**GOAL**
Leave out the pictures and repeat everything else in the records exactly.
# start of EXERCISE INPUTS
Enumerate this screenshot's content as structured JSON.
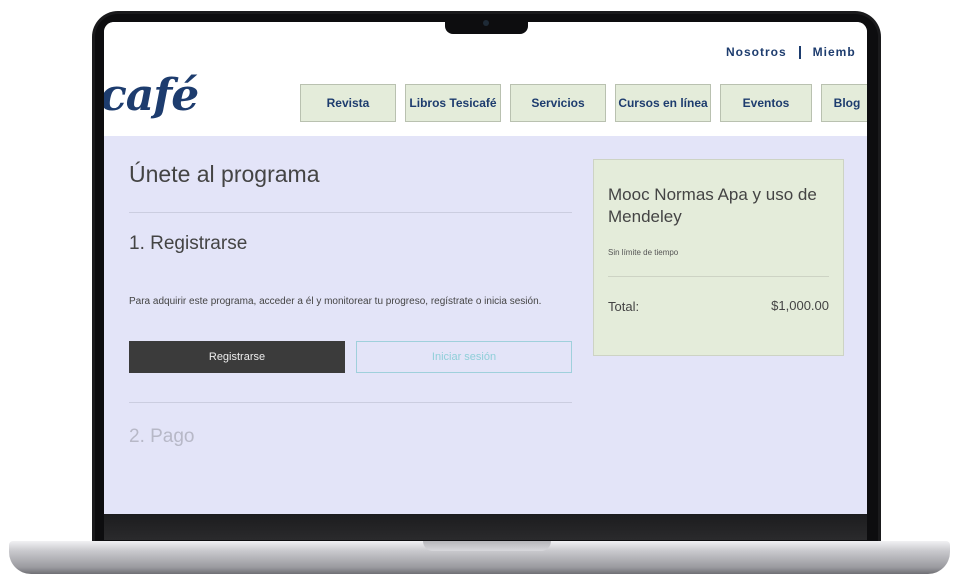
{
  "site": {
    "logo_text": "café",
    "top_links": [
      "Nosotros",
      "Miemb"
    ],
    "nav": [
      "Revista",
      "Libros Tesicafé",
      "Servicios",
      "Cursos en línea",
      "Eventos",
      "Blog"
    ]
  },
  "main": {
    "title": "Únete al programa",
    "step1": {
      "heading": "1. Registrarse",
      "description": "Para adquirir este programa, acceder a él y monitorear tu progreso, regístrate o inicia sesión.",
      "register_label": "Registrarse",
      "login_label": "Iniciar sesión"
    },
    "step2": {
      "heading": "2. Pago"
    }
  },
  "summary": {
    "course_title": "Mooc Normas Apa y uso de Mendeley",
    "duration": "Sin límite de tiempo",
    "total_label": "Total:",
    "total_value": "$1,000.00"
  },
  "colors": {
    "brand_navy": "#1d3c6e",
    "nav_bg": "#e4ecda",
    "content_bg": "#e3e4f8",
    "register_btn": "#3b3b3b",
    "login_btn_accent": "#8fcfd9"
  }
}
# end of EXERCISE INPUTS
**EXPECTED OUTPUT**
Enumerate this screenshot's content as structured JSON.
{
  "site": {
    "logo_text": "café",
    "top_links": [
      "Nosotros",
      "Miemb"
    ],
    "nav": [
      "Revista",
      "Libros Tesicafé",
      "Servicios",
      "Cursos en línea",
      "Eventos",
      "Blog"
    ]
  },
  "main": {
    "title": "Únete al programa",
    "step1": {
      "heading": "1. Registrarse",
      "description": "Para adquirir este programa, acceder a él y monitorear tu progreso, regístrate o inicia sesión.",
      "register_label": "Registrarse",
      "login_label": "Iniciar sesión"
    },
    "step2": {
      "heading": "2. Pago"
    }
  },
  "summary": {
    "course_title": "Mooc Normas Apa y uso de Mendeley",
    "duration": "Sin límite de tiempo",
    "total_label": "Total:",
    "total_value": "$1,000.00"
  },
  "colors": {
    "brand_navy": "#1d3c6e",
    "nav_bg": "#e4ecda",
    "content_bg": "#e3e4f8",
    "register_btn": "#3b3b3b",
    "login_btn_accent": "#8fcfd9"
  }
}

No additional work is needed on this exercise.